Source records:
Start
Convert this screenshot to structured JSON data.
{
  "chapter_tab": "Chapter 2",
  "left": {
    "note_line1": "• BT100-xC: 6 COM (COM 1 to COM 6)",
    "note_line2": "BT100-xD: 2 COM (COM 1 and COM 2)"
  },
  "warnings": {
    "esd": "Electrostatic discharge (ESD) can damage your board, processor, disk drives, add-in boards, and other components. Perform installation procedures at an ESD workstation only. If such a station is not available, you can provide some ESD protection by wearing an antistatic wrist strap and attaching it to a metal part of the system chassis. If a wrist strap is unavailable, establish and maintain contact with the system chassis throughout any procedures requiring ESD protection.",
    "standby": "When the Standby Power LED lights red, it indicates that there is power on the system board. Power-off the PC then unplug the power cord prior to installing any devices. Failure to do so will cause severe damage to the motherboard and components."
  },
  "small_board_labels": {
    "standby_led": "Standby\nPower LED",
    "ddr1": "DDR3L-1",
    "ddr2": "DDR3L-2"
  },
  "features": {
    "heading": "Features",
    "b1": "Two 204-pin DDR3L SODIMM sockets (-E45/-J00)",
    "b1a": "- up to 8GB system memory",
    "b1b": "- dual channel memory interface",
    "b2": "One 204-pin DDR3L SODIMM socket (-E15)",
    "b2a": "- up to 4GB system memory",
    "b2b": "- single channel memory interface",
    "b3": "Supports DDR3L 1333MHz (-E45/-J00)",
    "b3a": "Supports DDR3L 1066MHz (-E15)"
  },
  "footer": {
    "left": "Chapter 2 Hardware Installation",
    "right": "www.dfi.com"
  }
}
End
GOAL OF THE EXERCISE: Give every line of the material again, exactly as it reads.

FINAL RESULT:
Convert this screenshot to structured JSON data.
{
  "chapter_tab": "Chapter 2",
  "left": {
    "note_line1": "• BT100-xC: 6 COM (COM 1 to COM 6)",
    "note_line2": "BT100-xD: 2 COM (COM 1 and COM 2)"
  },
  "warnings": {
    "esd": "Electrostatic discharge (ESD) can damage your board, processor, disk drives, add-in boards, and other components. Perform installation procedures at an ESD workstation only. If such a station is not available, you can provide some ESD protection by wearing an antistatic wrist strap and attaching it to a metal part of the system chassis. If a wrist strap is unavailable, establish and maintain contact with the system chassis throughout any procedures requiring ESD protection.",
    "standby": "When the Standby Power LED lights red, it indicates that there is power on the system board. Power-off the PC then unplug the power cord prior to installing any devices. Failure to do so will cause severe damage to the motherboard and components."
  },
  "small_board_labels": {
    "standby_led": "Standby\nPower LED",
    "ddr1": "DDR3L-1",
    "ddr2": "DDR3L-2"
  },
  "features": {
    "heading": "Features",
    "b1": "Two 204-pin DDR3L SODIMM sockets (-E45/-J00)",
    "b1a": "- up to 8GB system memory",
    "b1b": "- dual channel memory interface",
    "b2": "One 204-pin DDR3L SODIMM socket (-E15)",
    "b2a": "- up to 4GB system memory",
    "b2b": "- single channel memory interface",
    "b3": "Supports DDR3L 1333MHz (-E45/-J00)",
    "b3a": "Supports DDR3L 1066MHz (-E15)"
  },
  "footer": {
    "left": "Chapter 2 Hardware Installation",
    "right": "www.dfi.com"
  }
}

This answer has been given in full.